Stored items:
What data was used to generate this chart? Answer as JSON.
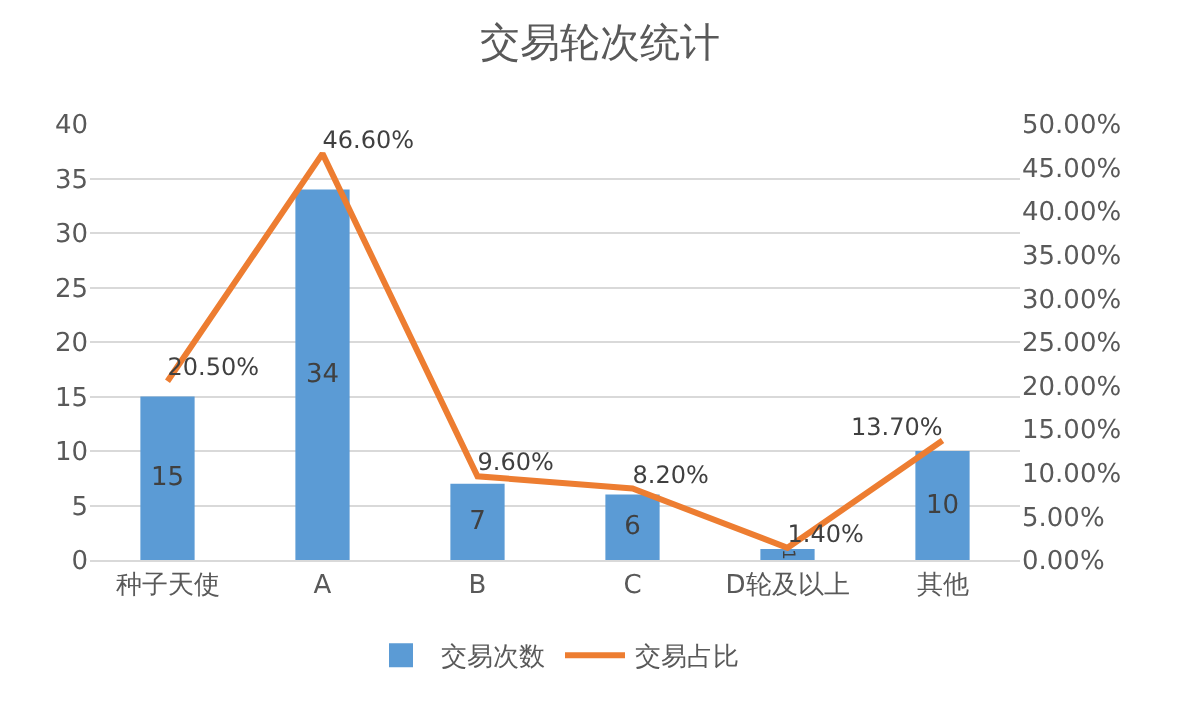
{
  "chart_data": {
    "type": "bar",
    "title": "交易轮次统计",
    "categories": [
      "种子天使",
      "A",
      "B",
      "C",
      "D轮及以上",
      "其他"
    ],
    "series": [
      {
        "name": "交易次数",
        "color": "#5b9bd5",
        "values": [
          15,
          34,
          7,
          6,
          1,
          10
        ],
        "value_labels": [
          "15",
          "34",
          "7",
          "6",
          "1",
          "10"
        ]
      },
      {
        "name": "交易占比",
        "type": "line",
        "axis": "y2",
        "color": "#ed7d31",
        "values": [
          20.5,
          46.6,
          9.6,
          8.2,
          1.4,
          13.7
        ],
        "value_labels": [
          "20.50%",
          "46.60%",
          "9.60%",
          "8.20%",
          "1.40%",
          "13.70%"
        ]
      }
    ],
    "ylim": [
      0,
      40
    ],
    "yticks": [
      0,
      5,
      10,
      15,
      20,
      25,
      30,
      35,
      40
    ],
    "y2lim": [
      0,
      50
    ],
    "y2ticks": [
      {
        "value": 0,
        "label": "0.00%"
      },
      {
        "value": 5,
        "label": "5.00%"
      },
      {
        "value": 10,
        "label": "10.00%"
      },
      {
        "value": 15,
        "label": "15.00%"
      },
      {
        "value": 20,
        "label": "20.00%"
      },
      {
        "value": 25,
        "label": "25.00%"
      },
      {
        "value": 30,
        "label": "30.00%"
      },
      {
        "value": 35,
        "label": "35.00%"
      },
      {
        "value": 40,
        "label": "40.00%"
      },
      {
        "value": 45,
        "label": "45.00%"
      },
      {
        "value": 50,
        "label": "50.00%"
      }
    ],
    "grid": "y",
    "legend": "bottom",
    "marker": "none",
    "line_style": "solid"
  }
}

(Work to do): Transcribe the records above exactly, leaving out every picture.

(Response to the exercise):
What data was used to generate this chart? Answer as JSON.
{
  "chart_data": {
    "type": "bar",
    "title": "交易轮次统计",
    "categories": [
      "种子天使",
      "A",
      "B",
      "C",
      "D轮及以上",
      "其他"
    ],
    "series": [
      {
        "name": "交易次数",
        "color": "#5b9bd5",
        "values": [
          15,
          34,
          7,
          6,
          1,
          10
        ],
        "value_labels": [
          "15",
          "34",
          "7",
          "6",
          "1",
          "10"
        ]
      },
      {
        "name": "交易占比",
        "type": "line",
        "axis": "y2",
        "color": "#ed7d31",
        "values": [
          20.5,
          46.6,
          9.6,
          8.2,
          1.4,
          13.7
        ],
        "value_labels": [
          "20.50%",
          "46.60%",
          "9.60%",
          "8.20%",
          "1.40%",
          "13.70%"
        ]
      }
    ],
    "ylim": [
      0,
      40
    ],
    "yticks": [
      0,
      5,
      10,
      15,
      20,
      25,
      30,
      35,
      40
    ],
    "y2lim": [
      0,
      50
    ],
    "y2ticks": [
      {
        "value": 0,
        "label": "0.00%"
      },
      {
        "value": 5,
        "label": "5.00%"
      },
      {
        "value": 10,
        "label": "10.00%"
      },
      {
        "value": 15,
        "label": "15.00%"
      },
      {
        "value": 20,
        "label": "20.00%"
      },
      {
        "value": 25,
        "label": "25.00%"
      },
      {
        "value": 30,
        "label": "30.00%"
      },
      {
        "value": 35,
        "label": "35.00%"
      },
      {
        "value": 40,
        "label": "40.00%"
      },
      {
        "value": 45,
        "label": "45.00%"
      },
      {
        "value": 50,
        "label": "50.00%"
      }
    ],
    "grid": "y",
    "legend": "bottom",
    "marker": "none",
    "line_style": "solid"
  }
}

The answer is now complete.